Records from a collection:
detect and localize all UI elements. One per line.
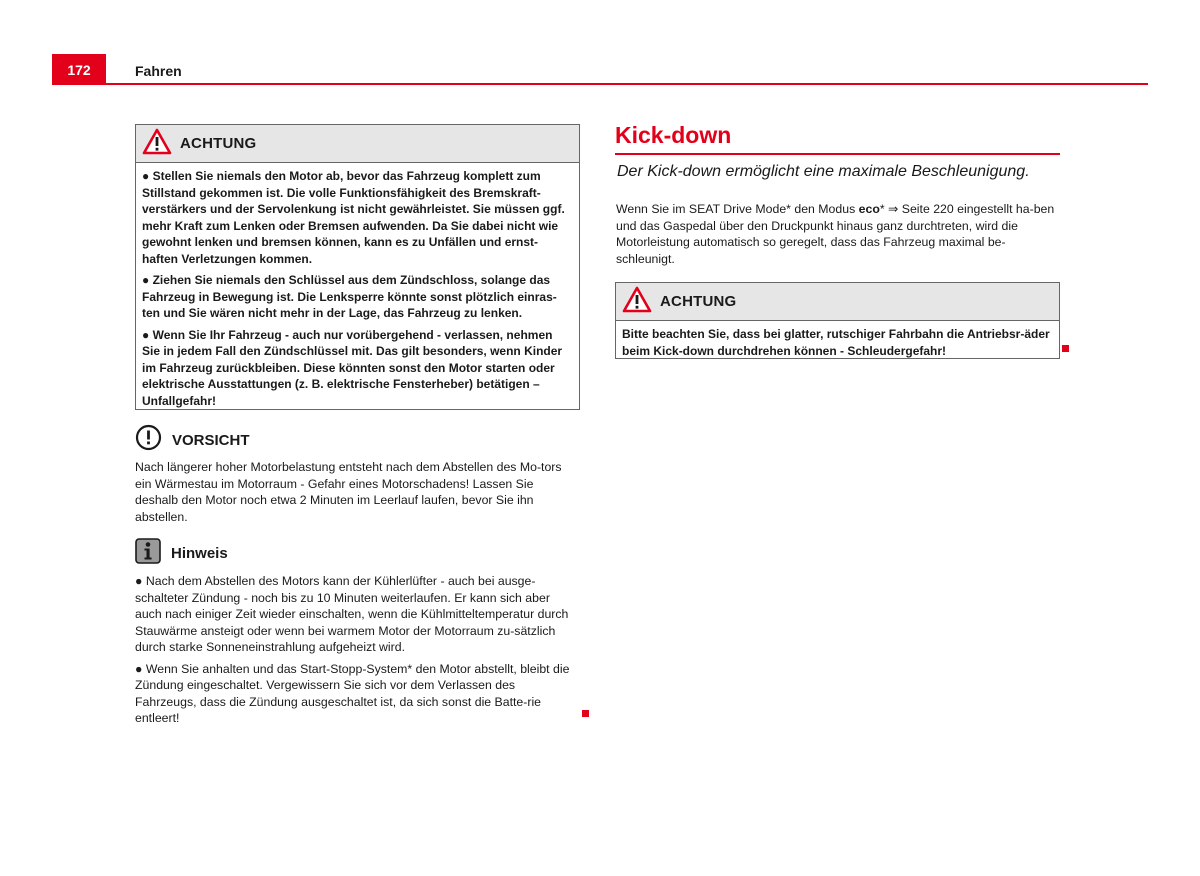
- section-subtitle: Der Kick-down ermöglicht eine maximale Beschleunigung.: [617, 163, 1030, 180]
- section-end-marker: [1062, 345, 1069, 352]
- warning-title: ACHTUNG: [660, 293, 737, 310]
- caution-title: VORSICHT: [172, 431, 250, 449]
- section-title: Kick-down: [615, 122, 732, 148]
- warning-header: [616, 283, 1059, 321]
- warning-body: [136, 163, 579, 415]
- warning-box-left: [135, 124, 580, 410]
- chapter-title: Fahren: [135, 63, 182, 79]
- header-rule: [106, 83, 1148, 85]
- note-title: Hinweis: [171, 545, 228, 562]
- caution-text: Nach längerer hoher Motorbelastung entsteht nach dem Abstellen des Mo-tors ein Wärmestau im Motorraum - Gefahr eines Motorschadens! Lassen Sie deshalb den Motor noch etwa 2 Minuten im Leerlauf laufen, bevor Sie ihn abstellen.: [135, 460, 562, 524]
- warning-triangle-icon: [142, 128, 172, 160]
- warning-item: ● Stellen Sie niemals den Motor ab, bevor das Fahrzeug komplett zum Stillstand gekommen ist. Die volle Funktionsfähigkeit des Bremskraft-verstärkers und der Servolenkung ist nicht gewährleistet. Sie müssen ggf. mehr Kraft zum Lenken oder Bremsen aufwenden. Da Sie dabei nicht wie gewohnt lenken und bremsen können, kann es zu Unfällen und ernst-haften Verletzungen kommen.: [142, 169, 565, 266]
- caution-section: [135, 424, 577, 530]
- note-header: [135, 538, 577, 569]
- warning-item: ● Wenn Sie Ihr Fahrzeug - auch nur vorübergehend - verlassen, nehmen Sie in jedem Fall den Zündschlüssel mit. Das gilt besonders, wenn Kinder im Fahrzeug zurückbleiben. Diese könnten sonst den Motor starten oder elektrische Ausstattungen (z. B. elektrische Fensterheber) betätigen – Unfallgefahr!: [142, 327, 563, 408]
- section-end-marker: [582, 710, 589, 717]
- note-item: ● Wenn Sie anhalten und das Start-Stopp-System* den Motor abstellt, bleibt die Zündung eingeschaltet. Vergewissern Sie sich vor dem Verlassen des Fahrzeugs, dass die Zündung ausgeschaltet ist, da sich sonst die Batte-rie entleert!: [135, 661, 570, 725]
- exclamation-circle-icon: [135, 424, 162, 456]
- warning-body: [616, 321, 1059, 365]
- warning-item: Bitte beachten Sie, dass bei glatter, rutschiger Fahrbahn die Antriebsr-äder beim Kick-down durchdrehen können - Schleudergefahr!: [622, 327, 1050, 358]
- page-number: 172: [52, 54, 106, 85]
- kickdown-text: Wenn Sie im SEAT Drive Mode* den Modus eco* ⇒ Seite 220 eingestellt ha-ben und das Gaspedal über den Druckpunkt hinaus ganz durchtreten, wird die Motorleistung automatisch so geregelt, dass das Fahrzeug maximal be-schleunigt.: [616, 202, 1055, 266]
- caution-header: [135, 424, 577, 456]
- eco-mode-label: eco: [858, 202, 880, 216]
- warning-title: ACHTUNG: [180, 135, 257, 152]
- note-section: [135, 538, 577, 732]
- warning-box-right: [615, 282, 1060, 359]
- section-rule: [615, 153, 1060, 155]
- warning-header: [136, 125, 579, 163]
- info-icon: [135, 538, 161, 569]
- note-text: [135, 573, 577, 727]
- note-item: ● Nach dem Abstellen des Motors kann der Kühlerlüfter - auch bei ausge-schalteter Zündung - noch bis zu 10 Minuten weiterlaufen. Er kann sich aber auch nach einiger Zeit wieder einschalten, wenn die Kühlmitteltemperatur durch Stauwärme ansteigt oder wenn bei warmem Motor der Motorraum zu-sätzlich durch starke Sonneneinstrahlung aufgeheizt wird.: [135, 574, 569, 654]
- warning-triangle-icon: [622, 286, 652, 318]
- warning-item: ● Ziehen Sie niemals den Schlüssel aus dem Zündschloss, solange das Fahrzeug in Bewegung ist. Die Lenksperre könnte sonst plötzlich einras-ten und Sie wären nicht mehr in der Lage, das Fahrzeug zu lenken.: [142, 273, 557, 320]
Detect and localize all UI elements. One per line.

Instructions to follow: Repeat all of the lines above word for word, omitting any pictures from your answer.

Response to this exercise:
detect and localize all UI elements. One per line.
- section-subtitle: Der Kick-down ermöglicht eine maximale Beschleunigung.: [617, 163, 1030, 180]
- section-end-marker: [1062, 345, 1069, 352]
- warning-title: ACHTUNG: [660, 293, 737, 310]
- caution-title: VORSICHT: [172, 431, 250, 449]
- section-title: Kick-down: [615, 122, 732, 148]
- warning-header: [616, 283, 1059, 321]
- warning-body: [136, 163, 579, 415]
- warning-box-left: [135, 124, 580, 410]
- chapter-title: Fahren: [135, 63, 182, 79]
- header-rule: [106, 83, 1148, 85]
- note-title: Hinweis: [171, 545, 228, 562]
- caution-text: Nach längerer hoher Motorbelastung entsteht nach dem Abstellen des Mo-tors ein Wärmestau im Motorraum - Gefahr eines Motorschadens! Lassen Sie deshalb den Motor noch etwa 2 Minuten im Leerlauf laufen, bevor Sie ihn abstellen.: [135, 460, 562, 524]
- warning-triangle-icon: [142, 128, 172, 160]
- warning-item: ● Stellen Sie niemals den Motor ab, bevor das Fahrzeug komplett zum Stillstand gekommen ist. Die volle Funktionsfähigkeit des Bremskraft-verstärkers und der Servolenkung ist nicht gewährleistet. Sie müssen ggf. mehr Kraft zum Lenken oder Bremsen aufwenden. Da Sie dabei nicht wie gewohnt lenken und bremsen können, kann es zu Unfällen und ernst-haften Verletzungen kommen.: [142, 169, 565, 266]
- caution-section: [135, 424, 577, 530]
- note-header: [135, 538, 577, 569]
- warning-item: ● Wenn Sie Ihr Fahrzeug - auch nur vorübergehend - verlassen, nehmen Sie in jedem Fall den Zündschlüssel mit. Das gilt besonders, wenn Kinder im Fahrzeug zurückbleiben. Diese könnten sonst den Motor starten oder elektrische Ausstattungen (z. B. elektrische Fensterheber) betätigen – Unfallgefahr!: [142, 327, 563, 408]
- section-end-marker: [582, 710, 589, 717]
- note-item: ● Wenn Sie anhalten und das Start-Stopp-System* den Motor abstellt, bleibt die Zündung eingeschaltet. Vergewissern Sie sich vor dem Verlassen des Fahrzeugs, dass die Zündung ausgeschaltet ist, da sich sonst die Batte-rie entleert!: [135, 661, 570, 725]
- exclamation-circle-icon: [135, 424, 162, 456]
- warning-body: [616, 321, 1059, 365]
- warning-item: Bitte beachten Sie, dass bei glatter, rutschiger Fahrbahn die Antriebsr-äder beim Kick-down durchdrehen können - Schleudergefahr!: [622, 327, 1050, 358]
- page-number: 172: [52, 54, 106, 85]
- kickdown-text: Wenn Sie im SEAT Drive Mode* den Modus eco* ⇒ Seite 220 eingestellt ha-ben und das Gaspedal über den Druckpunkt hinaus ganz durchtreten, wird die Motorleistung automatisch so geregelt, dass das Fahrzeug maximal be-schleunigt.: [616, 202, 1055, 266]
- caution-header: [135, 424, 577, 456]
- eco-mode-label: eco: [858, 202, 880, 216]
- warning-title: ACHTUNG: [180, 135, 257, 152]
- note-section: [135, 538, 577, 732]
- warning-box-right: [615, 282, 1060, 359]
- section-rule: [615, 153, 1060, 155]
- warning-header: [136, 125, 579, 163]
- info-icon: [135, 538, 161, 569]
- note-text: [135, 573, 577, 727]
- note-item: ● Nach dem Abstellen des Motors kann der Kühlerlüfter - auch bei ausge-schalteter Zündung - noch bis zu 10 Minuten weiterlaufen. Er kann sich aber auch nach einiger Zeit wieder einschalten, wenn die Kühlmitteltemperatur durch Stauwärme ansteigt oder wenn bei warmem Motor der Motorraum zu-sätzlich durch starke Sonneneinstrahlung aufgeheizt wird.: [135, 574, 569, 654]
- warning-triangle-icon: [622, 286, 652, 318]
- warning-item: ● Ziehen Sie niemals den Schlüssel aus dem Zündschloss, solange das Fahrzeug in Bewegung ist. Die Lenksperre könnte sonst plötzlich einras-ten und Sie wären nicht mehr in der Lage, das Fahrzeug zu lenken.: [142, 273, 557, 320]
Detect and localize all UI elements. One per line.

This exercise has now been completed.